# [OBJECTIVE]
Each record is to be printed again precisely as it reads.

# [DATA FOR THIS EXERCISE]
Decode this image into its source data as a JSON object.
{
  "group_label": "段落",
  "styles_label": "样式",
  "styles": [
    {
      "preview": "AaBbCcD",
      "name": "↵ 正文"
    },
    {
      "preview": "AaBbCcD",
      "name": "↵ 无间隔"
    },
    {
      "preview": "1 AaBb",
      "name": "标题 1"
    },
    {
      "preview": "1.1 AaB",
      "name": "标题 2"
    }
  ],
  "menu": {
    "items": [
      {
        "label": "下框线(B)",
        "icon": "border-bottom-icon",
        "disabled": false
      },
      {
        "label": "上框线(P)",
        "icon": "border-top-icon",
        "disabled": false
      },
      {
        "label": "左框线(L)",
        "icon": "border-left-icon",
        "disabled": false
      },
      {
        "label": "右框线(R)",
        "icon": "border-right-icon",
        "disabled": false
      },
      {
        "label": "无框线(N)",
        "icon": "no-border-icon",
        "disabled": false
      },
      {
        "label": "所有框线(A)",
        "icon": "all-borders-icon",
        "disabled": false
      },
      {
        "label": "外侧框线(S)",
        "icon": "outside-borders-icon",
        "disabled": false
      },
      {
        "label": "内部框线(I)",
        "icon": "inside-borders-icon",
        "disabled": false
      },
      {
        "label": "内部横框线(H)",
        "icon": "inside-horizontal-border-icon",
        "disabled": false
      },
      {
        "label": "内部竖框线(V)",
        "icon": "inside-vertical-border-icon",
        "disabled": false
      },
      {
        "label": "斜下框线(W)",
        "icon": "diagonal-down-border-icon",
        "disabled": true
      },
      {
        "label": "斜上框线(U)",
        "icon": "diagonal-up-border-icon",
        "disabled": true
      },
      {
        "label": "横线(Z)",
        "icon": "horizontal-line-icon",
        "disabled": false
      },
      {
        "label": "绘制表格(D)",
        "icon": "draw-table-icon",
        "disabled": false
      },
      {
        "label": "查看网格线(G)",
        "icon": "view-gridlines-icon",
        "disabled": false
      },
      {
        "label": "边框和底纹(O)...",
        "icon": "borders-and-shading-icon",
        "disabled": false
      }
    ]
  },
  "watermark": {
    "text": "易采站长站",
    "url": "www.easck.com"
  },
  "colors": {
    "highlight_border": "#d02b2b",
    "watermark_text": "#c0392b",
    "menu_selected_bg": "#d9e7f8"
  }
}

# [COMPLETE RESPONSE]
Decode this image into its source data as a JSON object.
{
  "group_label": "段落",
  "styles_label": "样式",
  "styles": [
    {
      "preview": "AaBbCcD",
      "name": "↵ 正文"
    },
    {
      "preview": "AaBbCcD",
      "name": "↵ 无间隔"
    },
    {
      "preview": "1 AaBb",
      "name": "标题 1"
    },
    {
      "preview": "1.1 AaB",
      "name": "标题 2"
    }
  ],
  "menu": {
    "items": [
      {
        "label": "下框线(B)",
        "icon": "border-bottom-icon",
        "disabled": false
      },
      {
        "label": "上框线(P)",
        "icon": "border-top-icon",
        "disabled": false
      },
      {
        "label": "左框线(L)",
        "icon": "border-left-icon",
        "disabled": false
      },
      {
        "label": "右框线(R)",
        "icon": "border-right-icon",
        "disabled": false
      },
      {
        "label": "无框线(N)",
        "icon": "no-border-icon",
        "disabled": false
      },
      {
        "label": "所有框线(A)",
        "icon": "all-borders-icon",
        "disabled": false
      },
      {
        "label": "外侧框线(S)",
        "icon": "outside-borders-icon",
        "disabled": false
      },
      {
        "label": "内部框线(I)",
        "icon": "inside-borders-icon",
        "disabled": false
      },
      {
        "label": "内部横框线(H)",
        "icon": "inside-horizontal-border-icon",
        "disabled": false
      },
      {
        "label": "内部竖框线(V)",
        "icon": "inside-vertical-border-icon",
        "disabled": false
      },
      {
        "label": "斜下框线(W)",
        "icon": "diagonal-down-border-icon",
        "disabled": true
      },
      {
        "label": "斜上框线(U)",
        "icon": "diagonal-up-border-icon",
        "disabled": true
      },
      {
        "label": "横线(Z)",
        "icon": "horizontal-line-icon",
        "disabled": false
      },
      {
        "label": "绘制表格(D)",
        "icon": "draw-table-icon",
        "disabled": false
      },
      {
        "label": "查看网格线(G)",
        "icon": "view-gridlines-icon",
        "disabled": false
      },
      {
        "label": "边框和底纹(O)...",
        "icon": "borders-and-shading-icon",
        "disabled": false
      }
    ]
  },
  "watermark": {
    "text": "易采站长站",
    "url": "www.easck.com"
  },
  "colors": {
    "highlight_border": "#d02b2b",
    "watermark_text": "#c0392b",
    "menu_selected_bg": "#d9e7f8"
  }
}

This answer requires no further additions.